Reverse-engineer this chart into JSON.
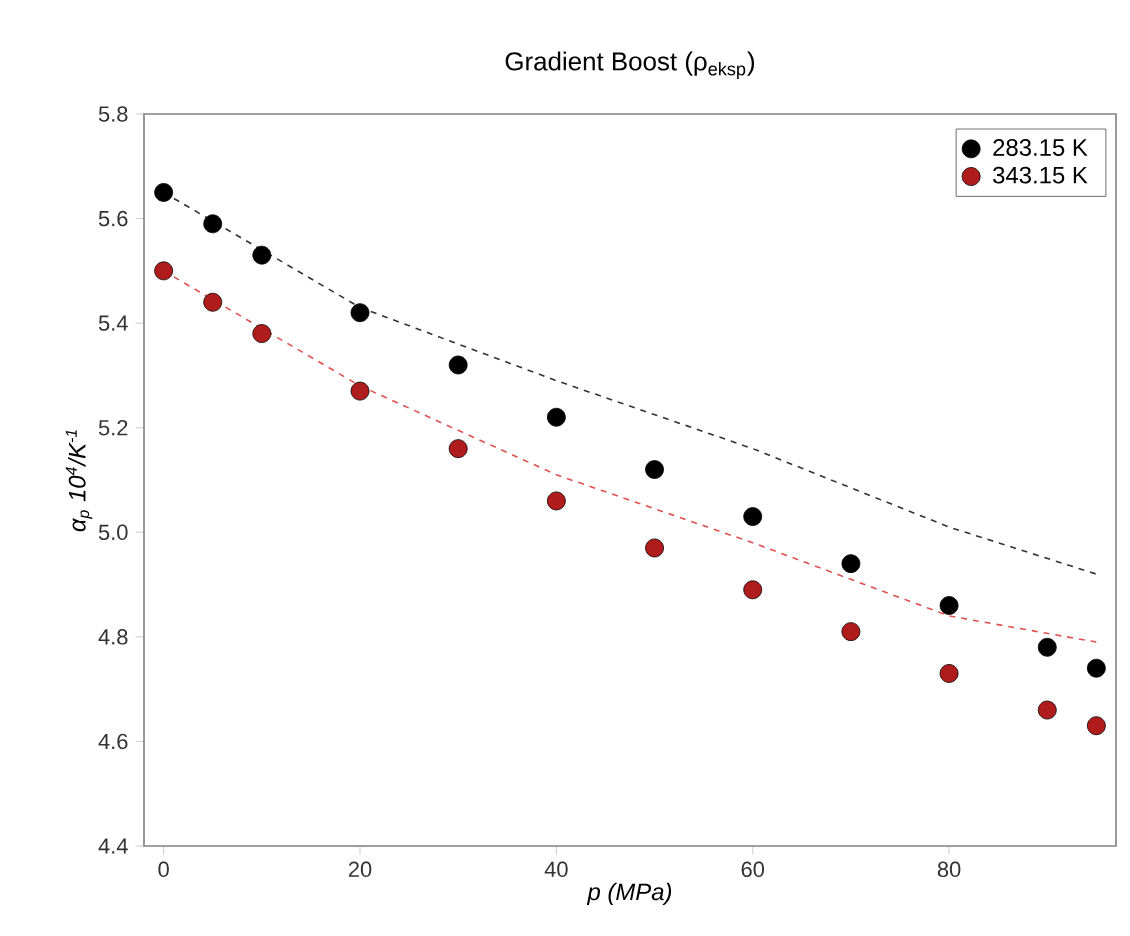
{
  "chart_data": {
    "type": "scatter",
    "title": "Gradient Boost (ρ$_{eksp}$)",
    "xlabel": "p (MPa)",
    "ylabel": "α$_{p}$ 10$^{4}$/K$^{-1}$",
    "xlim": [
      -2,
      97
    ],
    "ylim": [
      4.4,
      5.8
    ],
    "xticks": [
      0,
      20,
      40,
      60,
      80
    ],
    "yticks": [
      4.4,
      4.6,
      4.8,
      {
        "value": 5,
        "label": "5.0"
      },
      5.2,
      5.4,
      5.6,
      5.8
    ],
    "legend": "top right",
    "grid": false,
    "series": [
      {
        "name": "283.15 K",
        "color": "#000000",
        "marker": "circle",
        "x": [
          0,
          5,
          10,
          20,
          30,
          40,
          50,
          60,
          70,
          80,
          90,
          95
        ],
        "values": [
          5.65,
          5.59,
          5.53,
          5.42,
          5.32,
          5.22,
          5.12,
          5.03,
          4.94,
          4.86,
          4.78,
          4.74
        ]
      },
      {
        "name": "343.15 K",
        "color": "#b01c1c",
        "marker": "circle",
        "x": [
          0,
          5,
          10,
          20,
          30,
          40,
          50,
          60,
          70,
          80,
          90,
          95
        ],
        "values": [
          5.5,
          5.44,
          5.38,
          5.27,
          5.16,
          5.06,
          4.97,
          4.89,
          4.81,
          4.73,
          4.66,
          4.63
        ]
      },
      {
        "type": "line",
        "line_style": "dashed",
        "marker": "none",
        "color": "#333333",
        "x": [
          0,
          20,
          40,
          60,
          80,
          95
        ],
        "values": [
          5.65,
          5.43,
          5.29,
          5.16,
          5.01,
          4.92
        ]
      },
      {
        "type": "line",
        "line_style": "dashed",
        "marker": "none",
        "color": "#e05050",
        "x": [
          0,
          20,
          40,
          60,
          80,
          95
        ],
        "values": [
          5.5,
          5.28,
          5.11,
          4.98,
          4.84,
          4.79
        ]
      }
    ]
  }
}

--------------------------------

What the task requires: Reproduce every line exactly and omit all pictures.

Task solution:
Reverse-engineer this chart into JSON.
{
  "chart_data": {
    "type": "scatter",
    "title": "Gradient Boost (ρ$_{eksp}$)",
    "xlabel": "p (MPa)",
    "ylabel": "α$_{p}$ 10$^{4}$/K$^{-1}$",
    "xlim": [
      -2,
      97
    ],
    "ylim": [
      4.4,
      5.8
    ],
    "xticks": [
      0,
      20,
      40,
      60,
      80
    ],
    "yticks": [
      4.4,
      4.6,
      4.8,
      {
        "value": 5,
        "label": "5.0"
      },
      5.2,
      5.4,
      5.6,
      5.8
    ],
    "legend": "top right",
    "grid": false,
    "series": [
      {
        "name": "283.15 K",
        "color": "#000000",
        "marker": "circle",
        "x": [
          0,
          5,
          10,
          20,
          30,
          40,
          50,
          60,
          70,
          80,
          90,
          95
        ],
        "values": [
          5.65,
          5.59,
          5.53,
          5.42,
          5.32,
          5.22,
          5.12,
          5.03,
          4.94,
          4.86,
          4.78,
          4.74
        ]
      },
      {
        "name": "343.15 K",
        "color": "#b01c1c",
        "marker": "circle",
        "x": [
          0,
          5,
          10,
          20,
          30,
          40,
          50,
          60,
          70,
          80,
          90,
          95
        ],
        "values": [
          5.5,
          5.44,
          5.38,
          5.27,
          5.16,
          5.06,
          4.97,
          4.89,
          4.81,
          4.73,
          4.66,
          4.63
        ]
      },
      {
        "type": "line",
        "line_style": "dashed",
        "marker": "none",
        "color": "#333333",
        "x": [
          0,
          20,
          40,
          60,
          80,
          95
        ],
        "values": [
          5.65,
          5.43,
          5.29,
          5.16,
          5.01,
          4.92
        ]
      },
      {
        "type": "line",
        "line_style": "dashed",
        "marker": "none",
        "color": "#e05050",
        "x": [
          0,
          20,
          40,
          60,
          80,
          95
        ],
        "values": [
          5.5,
          5.28,
          5.11,
          4.98,
          4.84,
          4.79
        ]
      }
    ]
  }
}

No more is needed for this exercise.